= Written problem =
Count the lines below that contain "this". Give only the number.

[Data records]
"""

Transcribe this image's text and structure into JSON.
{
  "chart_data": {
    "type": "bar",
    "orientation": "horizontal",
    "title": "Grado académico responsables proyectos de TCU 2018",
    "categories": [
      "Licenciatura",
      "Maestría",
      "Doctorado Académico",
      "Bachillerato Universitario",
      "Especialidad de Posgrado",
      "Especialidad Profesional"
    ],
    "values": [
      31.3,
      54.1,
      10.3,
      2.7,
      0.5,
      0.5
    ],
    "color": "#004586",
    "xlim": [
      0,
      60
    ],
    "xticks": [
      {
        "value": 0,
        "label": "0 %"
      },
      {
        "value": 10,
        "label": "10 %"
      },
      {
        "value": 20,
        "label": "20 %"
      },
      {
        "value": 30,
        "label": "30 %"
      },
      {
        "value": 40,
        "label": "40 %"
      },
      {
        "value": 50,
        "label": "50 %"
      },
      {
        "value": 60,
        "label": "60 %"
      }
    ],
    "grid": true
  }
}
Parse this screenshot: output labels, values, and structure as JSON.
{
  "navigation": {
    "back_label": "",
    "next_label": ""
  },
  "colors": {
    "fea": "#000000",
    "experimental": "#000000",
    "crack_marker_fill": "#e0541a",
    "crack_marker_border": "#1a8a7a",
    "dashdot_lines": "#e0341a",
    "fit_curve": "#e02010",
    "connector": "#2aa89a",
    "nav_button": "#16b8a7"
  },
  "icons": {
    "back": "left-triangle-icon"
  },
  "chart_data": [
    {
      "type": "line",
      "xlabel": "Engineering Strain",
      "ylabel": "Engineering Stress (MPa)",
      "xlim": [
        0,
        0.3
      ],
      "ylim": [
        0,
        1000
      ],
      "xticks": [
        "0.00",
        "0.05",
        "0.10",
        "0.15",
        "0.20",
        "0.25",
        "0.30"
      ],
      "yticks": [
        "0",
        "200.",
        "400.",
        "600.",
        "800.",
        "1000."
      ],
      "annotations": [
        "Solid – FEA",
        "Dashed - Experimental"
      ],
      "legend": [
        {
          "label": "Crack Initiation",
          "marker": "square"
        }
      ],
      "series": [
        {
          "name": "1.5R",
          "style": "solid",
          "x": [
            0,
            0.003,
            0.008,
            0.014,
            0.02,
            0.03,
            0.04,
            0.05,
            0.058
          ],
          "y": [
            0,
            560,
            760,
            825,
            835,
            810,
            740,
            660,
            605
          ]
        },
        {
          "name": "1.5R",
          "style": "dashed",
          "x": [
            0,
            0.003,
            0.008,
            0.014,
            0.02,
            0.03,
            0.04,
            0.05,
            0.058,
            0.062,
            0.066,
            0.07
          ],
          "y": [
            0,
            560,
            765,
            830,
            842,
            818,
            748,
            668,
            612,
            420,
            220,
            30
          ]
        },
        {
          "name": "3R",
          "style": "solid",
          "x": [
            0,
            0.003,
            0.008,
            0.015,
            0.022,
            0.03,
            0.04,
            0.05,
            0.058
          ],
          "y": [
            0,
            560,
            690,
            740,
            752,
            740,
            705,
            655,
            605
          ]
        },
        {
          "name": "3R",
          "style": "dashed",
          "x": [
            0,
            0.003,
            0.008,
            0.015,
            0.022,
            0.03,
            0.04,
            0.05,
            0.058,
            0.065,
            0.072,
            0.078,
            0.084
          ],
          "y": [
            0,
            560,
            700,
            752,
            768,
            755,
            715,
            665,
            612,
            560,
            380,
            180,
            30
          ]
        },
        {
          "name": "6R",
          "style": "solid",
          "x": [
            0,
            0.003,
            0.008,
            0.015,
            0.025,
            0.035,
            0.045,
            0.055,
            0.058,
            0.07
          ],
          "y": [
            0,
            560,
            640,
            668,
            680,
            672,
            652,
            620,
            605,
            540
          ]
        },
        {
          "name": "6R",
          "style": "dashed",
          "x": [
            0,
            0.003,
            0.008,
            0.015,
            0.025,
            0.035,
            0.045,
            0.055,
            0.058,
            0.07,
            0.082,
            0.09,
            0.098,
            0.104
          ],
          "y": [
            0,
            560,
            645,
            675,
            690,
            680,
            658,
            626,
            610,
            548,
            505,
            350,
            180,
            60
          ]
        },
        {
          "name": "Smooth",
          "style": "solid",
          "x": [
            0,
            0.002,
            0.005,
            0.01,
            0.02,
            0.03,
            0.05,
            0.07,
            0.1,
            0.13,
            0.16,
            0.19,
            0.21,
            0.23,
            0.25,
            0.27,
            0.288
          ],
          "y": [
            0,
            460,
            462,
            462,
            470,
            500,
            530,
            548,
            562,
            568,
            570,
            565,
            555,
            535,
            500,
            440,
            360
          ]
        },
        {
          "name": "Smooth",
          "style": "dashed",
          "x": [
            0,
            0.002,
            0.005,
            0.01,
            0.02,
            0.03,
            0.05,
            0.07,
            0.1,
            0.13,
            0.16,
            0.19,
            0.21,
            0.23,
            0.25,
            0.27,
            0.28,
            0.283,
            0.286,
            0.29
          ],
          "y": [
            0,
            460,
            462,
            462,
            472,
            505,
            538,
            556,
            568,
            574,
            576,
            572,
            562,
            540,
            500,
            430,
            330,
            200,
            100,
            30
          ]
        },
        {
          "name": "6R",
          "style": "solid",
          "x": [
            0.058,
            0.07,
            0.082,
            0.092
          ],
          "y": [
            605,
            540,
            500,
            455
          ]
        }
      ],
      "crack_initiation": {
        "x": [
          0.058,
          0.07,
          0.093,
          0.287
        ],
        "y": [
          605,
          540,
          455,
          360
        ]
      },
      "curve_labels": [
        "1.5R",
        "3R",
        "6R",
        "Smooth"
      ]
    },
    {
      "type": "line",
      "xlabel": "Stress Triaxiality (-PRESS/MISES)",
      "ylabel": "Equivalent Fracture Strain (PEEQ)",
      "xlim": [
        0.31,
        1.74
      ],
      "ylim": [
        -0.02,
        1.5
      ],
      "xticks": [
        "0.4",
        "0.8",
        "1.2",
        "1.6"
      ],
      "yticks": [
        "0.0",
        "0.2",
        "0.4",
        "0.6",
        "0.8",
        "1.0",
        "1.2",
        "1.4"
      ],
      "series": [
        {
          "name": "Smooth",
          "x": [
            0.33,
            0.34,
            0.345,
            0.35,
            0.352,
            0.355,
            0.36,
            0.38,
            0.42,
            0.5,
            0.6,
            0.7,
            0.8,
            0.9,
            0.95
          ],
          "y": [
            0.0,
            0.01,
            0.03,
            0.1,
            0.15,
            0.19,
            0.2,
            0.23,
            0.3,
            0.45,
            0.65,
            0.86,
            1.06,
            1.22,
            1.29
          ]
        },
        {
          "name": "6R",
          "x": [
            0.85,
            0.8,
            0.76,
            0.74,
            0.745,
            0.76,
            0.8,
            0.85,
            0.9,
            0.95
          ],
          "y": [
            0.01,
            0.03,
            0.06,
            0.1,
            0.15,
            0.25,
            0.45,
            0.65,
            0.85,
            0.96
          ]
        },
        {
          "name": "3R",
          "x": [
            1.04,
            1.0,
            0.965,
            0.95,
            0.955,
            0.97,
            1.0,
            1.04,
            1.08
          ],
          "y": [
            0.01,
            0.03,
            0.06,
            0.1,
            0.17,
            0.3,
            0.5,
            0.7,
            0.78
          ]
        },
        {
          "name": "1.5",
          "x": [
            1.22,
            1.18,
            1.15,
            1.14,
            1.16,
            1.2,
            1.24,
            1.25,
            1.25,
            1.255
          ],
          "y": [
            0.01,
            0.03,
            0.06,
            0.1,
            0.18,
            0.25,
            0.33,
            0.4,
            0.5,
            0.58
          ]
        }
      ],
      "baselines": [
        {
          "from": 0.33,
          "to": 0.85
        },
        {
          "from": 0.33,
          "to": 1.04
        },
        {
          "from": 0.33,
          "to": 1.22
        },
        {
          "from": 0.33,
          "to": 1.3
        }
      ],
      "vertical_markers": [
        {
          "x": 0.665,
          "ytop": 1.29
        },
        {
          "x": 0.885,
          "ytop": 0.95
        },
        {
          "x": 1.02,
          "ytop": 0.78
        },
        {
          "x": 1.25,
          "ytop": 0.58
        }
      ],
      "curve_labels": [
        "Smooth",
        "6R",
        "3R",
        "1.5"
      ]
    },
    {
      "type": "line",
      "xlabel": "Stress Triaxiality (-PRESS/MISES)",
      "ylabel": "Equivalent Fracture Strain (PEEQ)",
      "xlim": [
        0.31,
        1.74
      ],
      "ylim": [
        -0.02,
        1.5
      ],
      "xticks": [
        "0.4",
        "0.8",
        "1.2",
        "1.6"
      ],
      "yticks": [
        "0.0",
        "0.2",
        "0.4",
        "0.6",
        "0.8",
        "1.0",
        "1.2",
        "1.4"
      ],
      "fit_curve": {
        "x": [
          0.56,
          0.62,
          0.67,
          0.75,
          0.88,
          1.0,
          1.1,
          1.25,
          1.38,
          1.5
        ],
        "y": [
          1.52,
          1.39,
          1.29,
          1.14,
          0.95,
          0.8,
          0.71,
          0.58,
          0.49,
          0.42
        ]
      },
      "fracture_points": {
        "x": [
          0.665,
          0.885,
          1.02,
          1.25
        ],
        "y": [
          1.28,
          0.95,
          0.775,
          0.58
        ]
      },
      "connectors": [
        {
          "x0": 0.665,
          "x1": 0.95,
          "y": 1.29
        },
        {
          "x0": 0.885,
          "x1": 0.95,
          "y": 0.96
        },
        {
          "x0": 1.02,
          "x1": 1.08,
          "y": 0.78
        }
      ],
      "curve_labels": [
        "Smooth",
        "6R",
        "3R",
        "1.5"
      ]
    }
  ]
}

"""

= Answer for the task =
2